Repeat the listing exactly as given, omitting every image.
^^^^^^^^
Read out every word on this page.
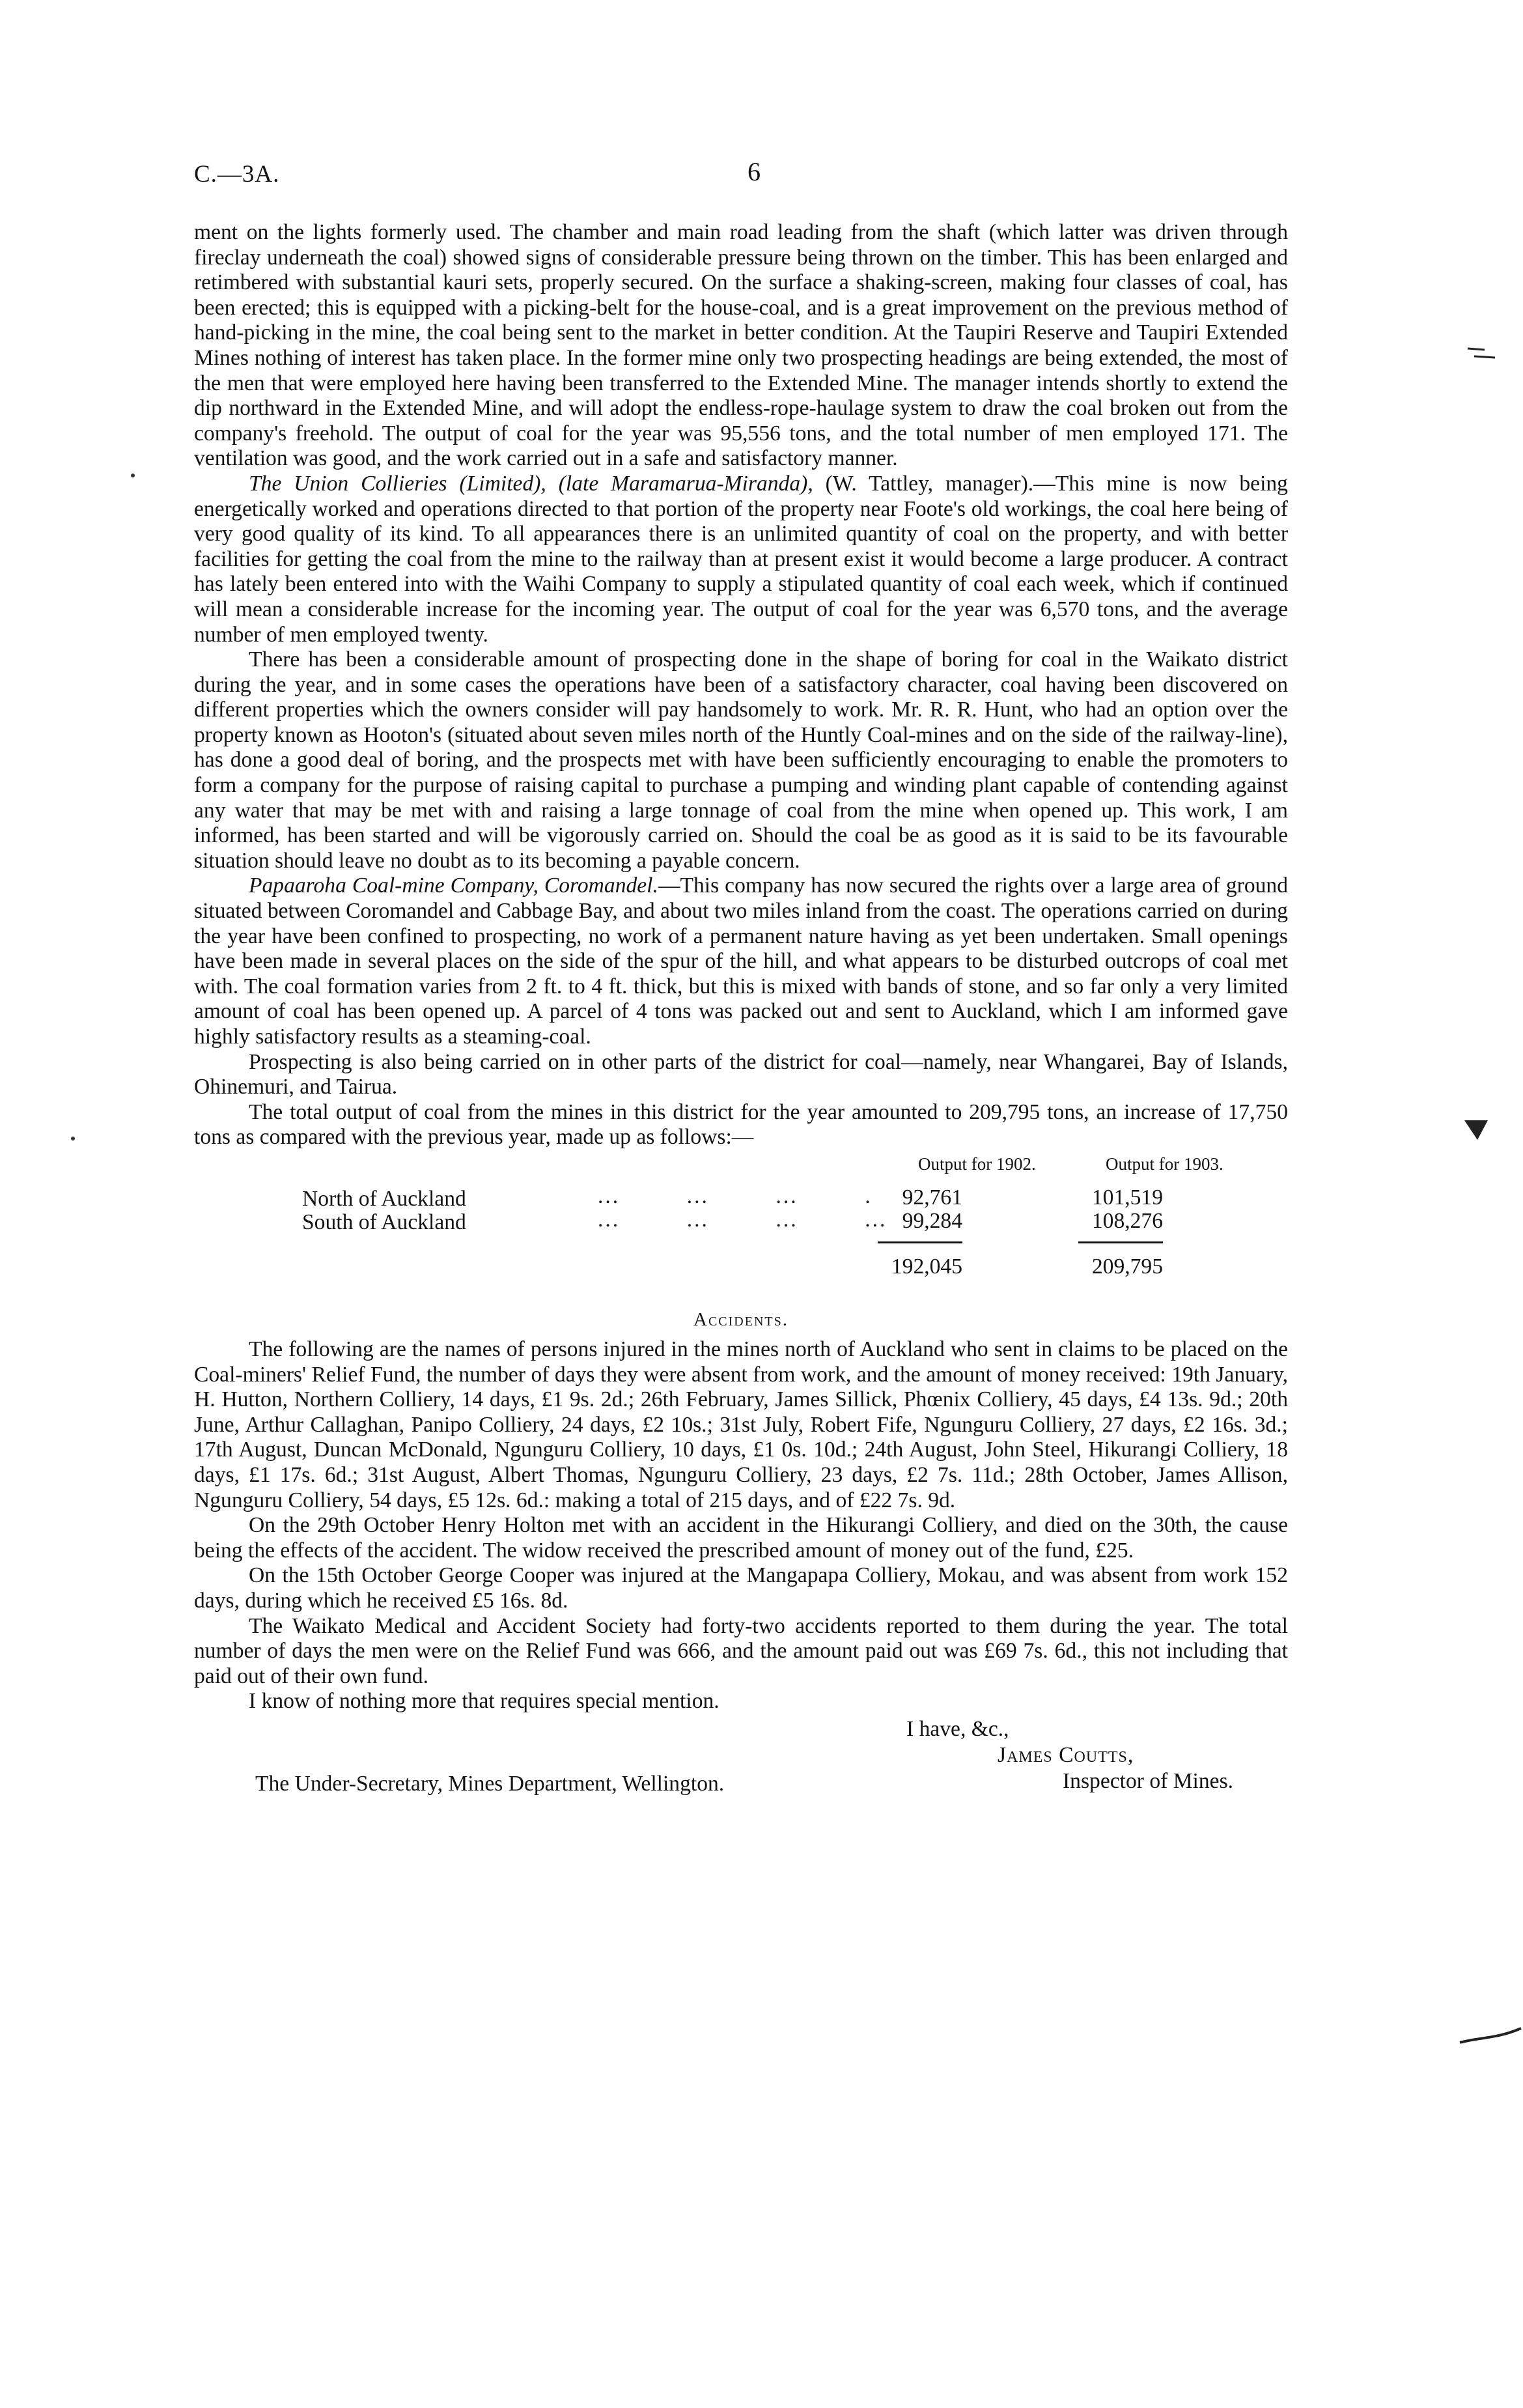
C.—3A.	6

ment on the lights formerly used. The chamber and main road leading from the shaft (which latter was driven through fireclay underneath the coal) showed signs of considerable pressure being thrown on the timber. This has been enlarged and retimbered with substantial kauri sets, properly secured. On the surface a shaking-screen, making four classes of coal, has been erected; this is equipped with a picking-belt for the house-coal, and is a great improvement on the previous method of hand-picking in the mine, the coal being sent to the market in better condition. At the Taupiri Reserve and Taupiri Extended Mines nothing of interest has taken place. In the former mine only two prospecting headings are being extended, the most of the men that were employed here having been transferred to the Extended Mine. The manager intends shortly to extend the dip northward in the Extended Mine, and will adopt the endless-rope-haulage system to draw the coal broken out from the company's freehold. The output of coal for the year was 95,556 tons, and the total number of men employed 171. The ventilation was good, and the work carried out in a safe and satisfactory manner.

The Union Collieries (Limited), (late Maramarua-Miranda), (W. Tattley, manager).—This mine is now being energetically worked and operations directed to that portion of the property near Foote's old workings, the coal here being of very good quality of its kind. To all appearances there is an unlimited quantity of coal on the property, and with better facilities for getting the coal from the mine to the railway than at present exist it would become a large producer. A contract has lately been entered into with the Waihi Company to supply a stipulated quantity of coal each week, which if continued will mean a considerable increase for the incoming year. The output of coal for the year was 6,570 tons, and the average number of men employed twenty.

There has been a considerable amount of prospecting done in the shape of boring for coal in the Waikato district during the year, and in some cases the operations have been of a satisfactory character, coal having been discovered on different properties which the owners consider will pay handsomely to work. Mr. R. R. Hunt, who had an option over the property known as Hooton's (situated about seven miles north of the Huntly Coal-mines and on the side of the railway-line), has done a good deal of boring, and the prospects met with have been sufficiently encouraging to enable the promoters to form a company for the purpose of raising capital to purchase a pumping and winding plant capable of contending against any water that may be met with and raising a large tonnage of coal from the mine when opened up. This work, I am informed, has been started and will be vigorously carried on. Should the coal be as good as it is said to be its favourable situation should leave no doubt as to its becoming a payable concern.

Papaaroha Coal-mine Company, Coromandel.—This company has now secured the rights over a large area of ground situated between Coromandel and Cabbage Bay, and about two miles inland from the coast. The operations carried on during the year have been confined to prospecting, no work of a permanent nature having as yet been undertaken. Small openings have been made in several places on the side of the spur of the hill, and what appears to be disturbed outcrops of coal met with. The coal formation varies from 2 ft. to 4 ft. thick, but this is mixed with bands of stone, and so far only a very limited amount of coal has been opened up. A parcel of 4 tons was packed out and sent to Auckland, which I am informed gave highly satisfactory results as a steaming-coal.

Prospecting is also being carried on in other parts of the district for coal—namely, near Whangarei, Bay of Islands, Ohinemuri, and Tairua.

The total output of coal from the mines in this district for the year amounted to 209,795 tons, an increase of 17,750 tons as compared with the previous year, made up as follows:—

Output for 1902.	Output for 1903.
North of Auckland	...         ...         ...         .	92,761	101,519
South of Auckland	...         ...         ...         ... 99,284	108,276
192,045	209,795
Accidents.

The following are the names of persons injured in the mines north of Auckland who sent in claims to be placed on the Coal-miners' Relief Fund, the number of days they were absent from work, and the amount of money received: 19th January, H. Hutton, Northern Colliery, 14 days, £1 9s. 2d.; 26th February, James Sillick, Phœnix Colliery, 45 days, £4 13s. 9d.; 20th June, Arthur Callaghan, Panipo Colliery, 24 days, £2 10s.; 31st July, Robert Fife, Ngunguru Colliery, 27 days, £2 16s. 3d.; 17th August, Duncan McDonald, Ngunguru Colliery, 10 days, £1 0s. 10d.; 24th August, John Steel, Hikurangi Colliery, 18 days, £1 17s. 6d.; 31st August, Albert Thomas, Ngunguru Colliery, 23 days, £2 7s. 11d.; 28th October, James Allison, Ngunguru Colliery, 54 days, £5 12s. 6d.: making a total of 215 days, and of £22 7s. 9d.

On the 29th October Henry Holton met with an accident in the Hikurangi Colliery, and died on the 30th, the cause being the effects of the accident. The widow received the prescribed amount of money out of the fund, £25.

On the 15th October George Cooper was injured at the Mangapapa Colliery, Mokau, and was absent from work 152 days, during which he received £5 16s. 8d.

The Waikato Medical and Accident Society had forty-two accidents reported to them during the year. The total number of days the men were on the Relief Fund was 666, and the amount paid out was £69 7s. 6d., this not including that paid out of their own fund.

I know of nothing more that requires special mention.

I have, &c.,
James Coutts,
The Under-Secretary, Mines Department, Wellington.	Inspector of Mines.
^^^^^^^^
§ **Exercise solution**:
Read out every word on this page.
C.—3A.	6

ment on the lights formerly used. The chamber and main road leading from the shaft (which latter was driven through fireclay underneath the coal) showed signs of considerable pressure being thrown on the timber. This has been enlarged and retimbered with substantial kauri sets, properly secured. On the surface a shaking-screen, making four classes of coal, has been erected; this is equipped with a picking-belt for the house-coal, and is a great improvement on the previous method of hand-picking in the mine, the coal being sent to the market in better condition. At the Taupiri Reserve and Taupiri Extended Mines nothing of interest has taken place. In the former mine only two prospecting headings are being extended, the most of the men that were employed here having been transferred to the Extended Mine. The manager intends shortly to extend the dip northward in the Extended Mine, and will adopt the endless-rope-haulage system to draw the coal broken out from the company's freehold. The output of coal for the year was 95,556 tons, and the total number of men employed 171. The ventilation was good, and the work carried out in a safe and satisfactory manner.

The Union Collieries (Limited), (late Maramarua-Miranda), (W. Tattley, manager).—This mine is now being energetically worked and operations directed to that portion of the property near Foote's old workings, the coal here being of very good quality of its kind. To all appearances there is an unlimited quantity of coal on the property, and with better facilities for getting the coal from the mine to the railway than at present exist it would become a large producer. A contract has lately been entered into with the Waihi Company to supply a stipulated quantity of coal each week, which if continued will mean a considerable increase for the incoming year. The output of coal for the year was 6,570 tons, and the average number of men employed twenty.

There has been a considerable amount of prospecting done in the shape of boring for coal in the Waikato district during the year, and in some cases the operations have been of a satisfactory character, coal having been discovered on different properties which the owners consider will pay handsomely to work. Mr. R. R. Hunt, who had an option over the property known as Hooton's (situated about seven miles north of the Huntly Coal-mines and on the side of the railway-line), has done a good deal of boring, and the prospects met with have been sufficiently encouraging to enable the promoters to form a company for the purpose of raising capital to purchase a pumping and winding plant capable of contending against any water that may be met with and raising a large tonnage of coal from the mine when opened up. This work, I am informed, has been started and will be vigorously carried on. Should the coal be as good as it is said to be its favourable situation should leave no doubt as to its becoming a payable concern.

Papaaroha Coal-mine Company, Coromandel.—This company has now secured the rights over a large area of ground situated between Coromandel and Cabbage Bay, and about two miles inland from the coast. The operations carried on during the year have been confined to prospecting, no work of a permanent nature having as yet been undertaken. Small openings have been made in several places on the side of the spur of the hill, and what appears to be disturbed outcrops of coal met with. The coal formation varies from 2 ft. to 4 ft. thick, but this is mixed with bands of stone, and so far only a very limited amount of coal has been opened up. A parcel of 4 tons was packed out and sent to Auckland, which I am informed gave highly satisfactory results as a steaming-coal.

Prospecting is also being carried on in other parts of the district for coal—namely, near Whangarei, Bay of Islands, Ohinemuri, and Tairua.

The total output of coal from the mines in this district for the year amounted to 209,795 tons, an increase of 17,750 tons as compared with the previous year, made up as follows:—

Output for 1902.	Output for 1903.
North of Auckland	...         ...         ...         .	92,761	101,519
South of Auckland	...         ...         ...         ... 99,284	108,276
192,045	209,795
Accidents.

The following are the names of persons injured in the mines north of Auckland who sent in claims to be placed on the Coal-miners' Relief Fund, the number of days they were absent from work, and the amount of money received: 19th January, H. Hutton, Northern Colliery, 14 days, £1 9s. 2d.; 26th February, James Sillick, Phœnix Colliery, 45 days, £4 13s. 9d.; 20th June, Arthur Callaghan, Panipo Colliery, 24 days, £2 10s.; 31st July, Robert Fife, Ngunguru Colliery, 27 days, £2 16s. 3d.; 17th August, Duncan McDonald, Ngunguru Colliery, 10 days, £1 0s. 10d.; 24th August, John Steel, Hikurangi Colliery, 18 days, £1 17s. 6d.; 31st August, Albert Thomas, Ngunguru Colliery, 23 days, £2 7s. 11d.; 28th October, James Allison, Ngunguru Colliery, 54 days, £5 12s. 6d.: making a total of 215 days, and of £22 7s. 9d.

On the 29th October Henry Holton met with an accident in the Hikurangi Colliery, and died on the 30th, the cause being the effects of the accident. The widow received the prescribed amount of money out of the fund, £25.

On the 15th October George Cooper was injured at the Mangapapa Colliery, Mokau, and was absent from work 152 days, during which he received £5 16s. 8d.

The Waikato Medical and Accident Society had forty-two accidents reported to them during the year. The total number of days the men were on the Relief Fund was 666, and the amount paid out was £69 7s. 6d., this not including that paid out of their own fund.

I know of nothing more that requires special mention.

I have, &c.,
James Coutts,
The Under-Secretary, Mines Department, Wellington.	Inspector of Mines.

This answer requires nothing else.